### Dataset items
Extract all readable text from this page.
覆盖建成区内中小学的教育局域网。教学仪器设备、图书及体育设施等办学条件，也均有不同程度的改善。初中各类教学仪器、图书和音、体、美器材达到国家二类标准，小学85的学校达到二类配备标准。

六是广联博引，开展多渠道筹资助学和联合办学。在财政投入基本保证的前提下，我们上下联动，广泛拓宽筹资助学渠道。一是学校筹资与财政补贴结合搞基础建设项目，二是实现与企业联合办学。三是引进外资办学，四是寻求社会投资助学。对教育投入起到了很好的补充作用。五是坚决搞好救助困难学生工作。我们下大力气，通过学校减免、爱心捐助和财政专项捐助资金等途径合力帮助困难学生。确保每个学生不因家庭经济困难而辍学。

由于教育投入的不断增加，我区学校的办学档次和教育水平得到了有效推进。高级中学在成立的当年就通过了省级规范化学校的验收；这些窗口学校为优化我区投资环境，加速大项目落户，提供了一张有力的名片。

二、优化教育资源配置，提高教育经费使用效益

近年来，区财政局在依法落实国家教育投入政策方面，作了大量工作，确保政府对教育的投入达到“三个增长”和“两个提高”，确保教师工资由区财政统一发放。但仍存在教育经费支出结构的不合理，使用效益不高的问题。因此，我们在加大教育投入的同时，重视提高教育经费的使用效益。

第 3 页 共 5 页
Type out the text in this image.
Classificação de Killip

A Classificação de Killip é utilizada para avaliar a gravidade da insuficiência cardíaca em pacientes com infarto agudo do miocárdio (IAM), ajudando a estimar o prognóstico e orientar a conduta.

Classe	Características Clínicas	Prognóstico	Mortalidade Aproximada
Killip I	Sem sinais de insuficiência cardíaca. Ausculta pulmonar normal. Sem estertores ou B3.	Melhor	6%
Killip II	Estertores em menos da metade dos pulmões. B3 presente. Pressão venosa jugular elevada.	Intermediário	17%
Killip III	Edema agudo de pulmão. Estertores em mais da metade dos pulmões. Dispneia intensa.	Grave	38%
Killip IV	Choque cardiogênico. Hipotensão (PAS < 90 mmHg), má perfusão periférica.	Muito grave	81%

### Goal
Some lines of the data above may hold the word "cardíaca"; report how many do, and nothing else.

### The result
2